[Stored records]

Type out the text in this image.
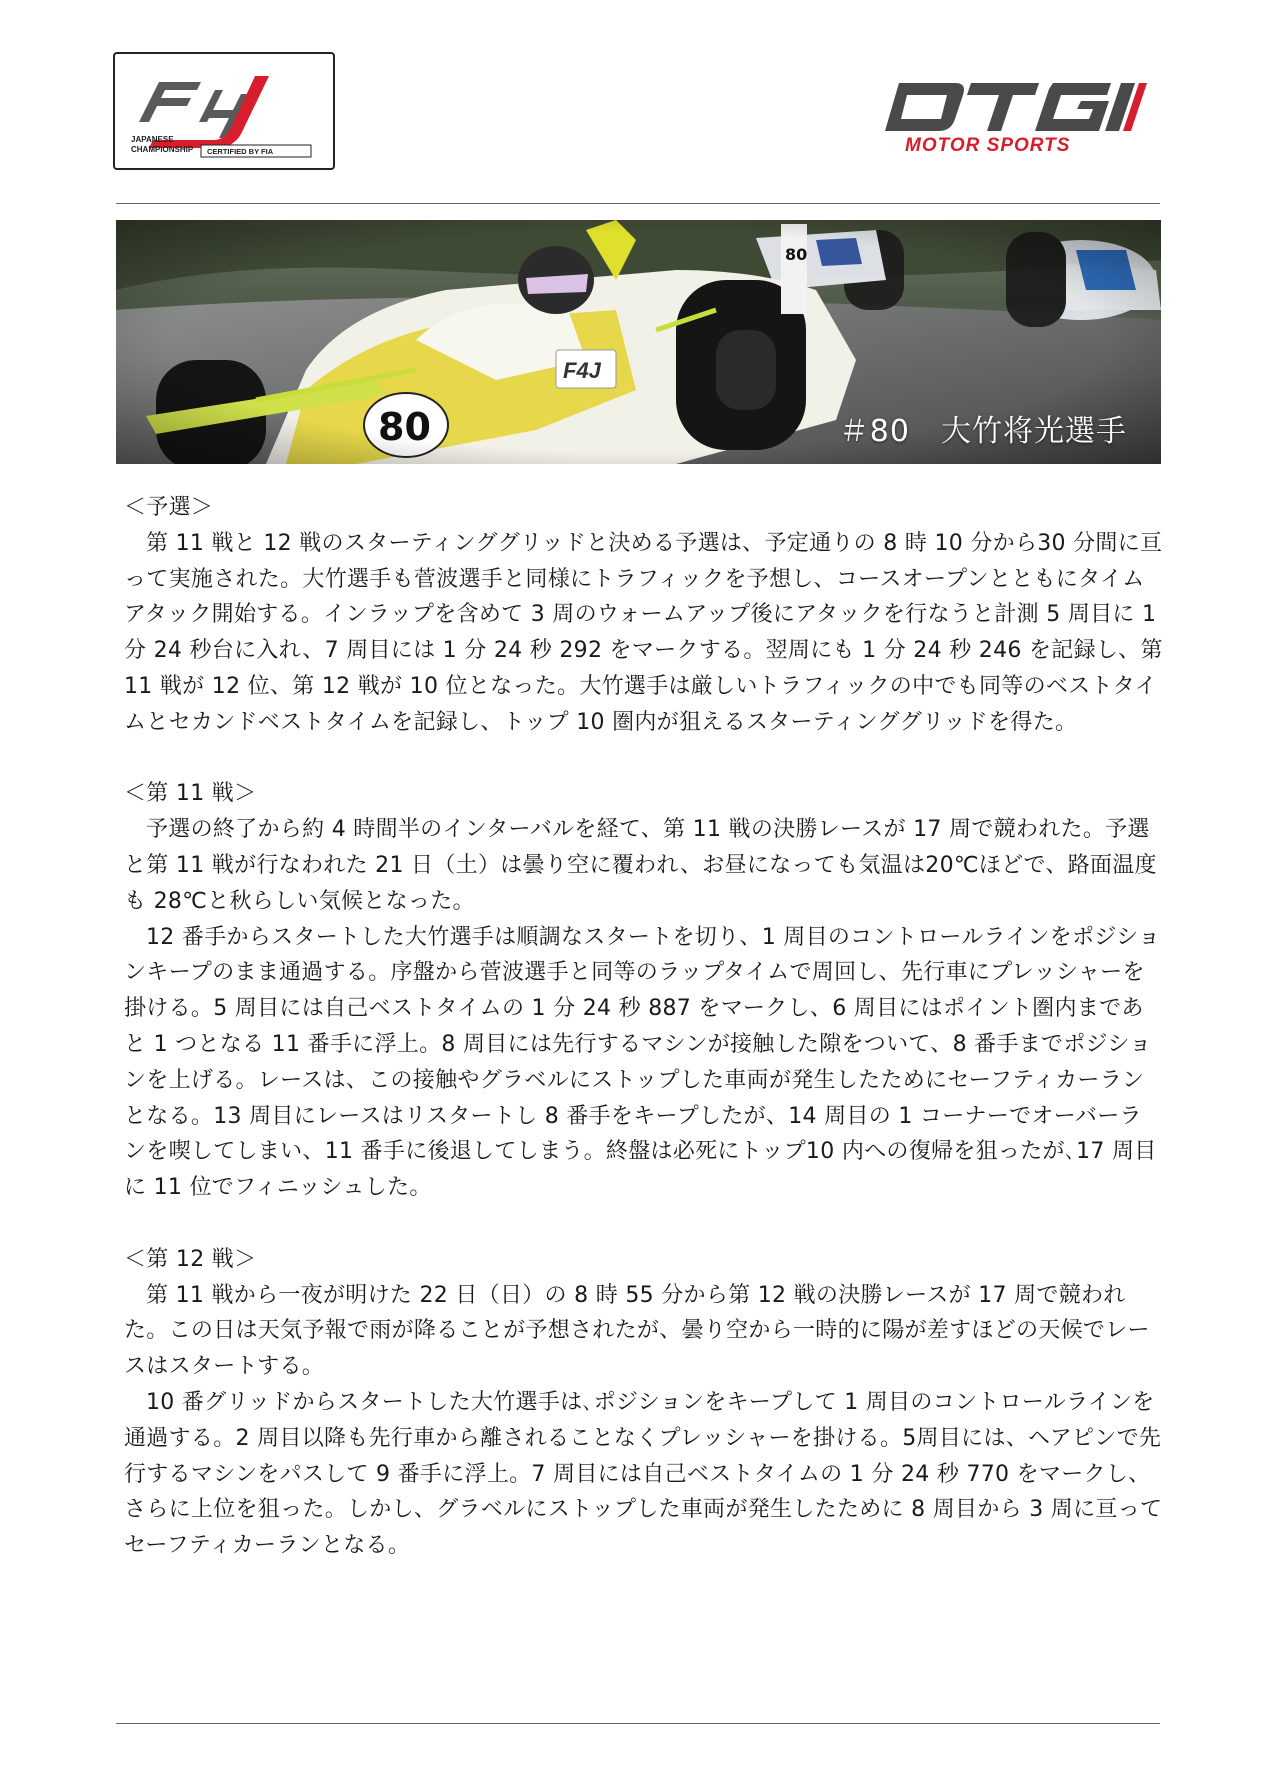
JAPANESE
CHAMPIONSHIP CERTIFIED BY FIA	MOTOR SPORTS
＃80　大竹将光選手

＜予選＞

第 11 戦と 12 戦のスターティンググリッドと決める予選は、予定通りの 8 時 10 分から30 分間に亘って実施された。大竹選手も菅波選手と同様にトラフィックを予想し、コースオープンとともにタイムアタック開始する。インラップを含めて 3 周のウォームアップ後にアタックを行なうと計測 5 周目に 1 分 24 秒台に入れ、7 周目には 1 分 24 秒 292 をマークする。翌周にも 1 分 24 秒 246 を記録し、第 11 戦が 12 位、第 12 戦が 10 位となった。大竹選手は厳しいトラフィックの中でも同等のベストタイムとセカンドベストタイムを記録し、トップ 10 圏内が狙えるスターティンググリッドを得た。

＜第 11 戦＞

予選の終了から約 4 時間半のインターバルを経て、第 11 戦の決勝レースが 17 周で競われた。予選と第 11 戦が行なわれた 21 日（土）は曇り空に覆われ、お昼になっても気温は20℃ほどで、路面温度も 28℃と秋らしい気候となった。

12 番手からスタートした大竹選手は順調なスタートを切り、1 周目のコントロールラインをポジションキープのまま通過する。序盤から菅波選手と同等のラップタイムで周回し、先行車にプレッシャーを掛ける。5 周目には自己ベストタイムの 1 分 24 秒 887 をマークし、6 周目にはポイント圏内まであと 1 つとなる 11 番手に浮上。8 周目には先行するマシンが接触した隙をついて、8 番手までポジションを上げる。レースは、この接触やグラベルにストップした車両が発生したためにセーフティカーランとなる。13 周目にレースはリスタートし 8 番手をキープしたが、14 周目の 1 コーナーでオーバーランを喫してしまい、11 番手に後退してしまう。終盤は必死にトップ10 内への復帰を狙ったが､17 周目に 11 位でフィニッシュした。

＜第 12 戦＞

第 11 戦から一夜が明けた 22 日（日）の 8 時 55 分から第 12 戦の決勝レースが 17 周で競われた。この日は天気予報で雨が降ることが予想されたが、曇り空から一時的に陽が差すほどの天候でレースはスタートする。

10 番グリッドからスタートした大竹選手は､ポジションをキープして 1 周目のコントロールラインを通過する。2 周目以降も先行車から離されることなくプレッシャーを掛ける。5周目には、ヘアピンで先行するマシンをパスして 9 番手に浮上。7 周目には自己ベストタイムの 1 分 24 秒 770 をマークし、さらに上位を狙った。しかし、グラベルにストップした車両が発生したために 8 周目から 3 周に亘ってセーフティカーランとなる。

→ **Challenge**:
Keep the pictures out of the copy and return the rest of the data above exactly.

→ **Exercise solution**:
Type out the text in this image.
JAPANESE
CHAMPIONSHIP CERTIFIED BY FIA	MOTOR SPORTS
＃80　大竹将光選手

＜予選＞

第 11 戦と 12 戦のスターティンググリッドと決める予選は、予定通りの 8 時 10 分から30 分間に亘って実施された。大竹選手も菅波選手と同様にトラフィックを予想し、コースオープンとともにタイムアタック開始する。インラップを含めて 3 周のウォームアップ後にアタックを行なうと計測 5 周目に 1 分 24 秒台に入れ、7 周目には 1 分 24 秒 292 をマークする。翌周にも 1 分 24 秒 246 を記録し、第 11 戦が 12 位、第 12 戦が 10 位となった。大竹選手は厳しいトラフィックの中でも同等のベストタイムとセカンドベストタイムを記録し、トップ 10 圏内が狙えるスターティンググリッドを得た。

＜第 11 戦＞

予選の終了から約 4 時間半のインターバルを経て、第 11 戦の決勝レースが 17 周で競われた。予選と第 11 戦が行なわれた 21 日（土）は曇り空に覆われ、お昼になっても気温は20℃ほどで、路面温度も 28℃と秋らしい気候となった。

12 番手からスタートした大竹選手は順調なスタートを切り、1 周目のコントロールラインをポジションキープのまま通過する。序盤から菅波選手と同等のラップタイムで周回し、先行車にプレッシャーを掛ける。5 周目には自己ベストタイムの 1 分 24 秒 887 をマークし、6 周目にはポイント圏内まであと 1 つとなる 11 番手に浮上。8 周目には先行するマシンが接触した隙をついて、8 番手までポジションを上げる。レースは、この接触やグラベルにストップした車両が発生したためにセーフティカーランとなる。13 周目にレースはリスタートし 8 番手をキープしたが、14 周目の 1 コーナーでオーバーランを喫してしまい、11 番手に後退してしまう。終盤は必死にトップ10 内への復帰を狙ったが､17 周目に 11 位でフィニッシュした。

＜第 12 戦＞

第 11 戦から一夜が明けた 22 日（日）の 8 時 55 分から第 12 戦の決勝レースが 17 周で競われた。この日は天気予報で雨が降ることが予想されたが、曇り空から一時的に陽が差すほどの天候でレースはスタートする。

10 番グリッドからスタートした大竹選手は､ポジションをキープして 1 周目のコントロールラインを通過する。2 周目以降も先行車から離されることなくプレッシャーを掛ける。5周目には、ヘアピンで先行するマシンをパスして 9 番手に浮上。7 周目には自己ベストタイムの 1 分 24 秒 770 をマークし、さらに上位を狙った。しかし、グラベルにストップした車両が発生したために 8 周目から 3 周に亘ってセーフティカーランとなる。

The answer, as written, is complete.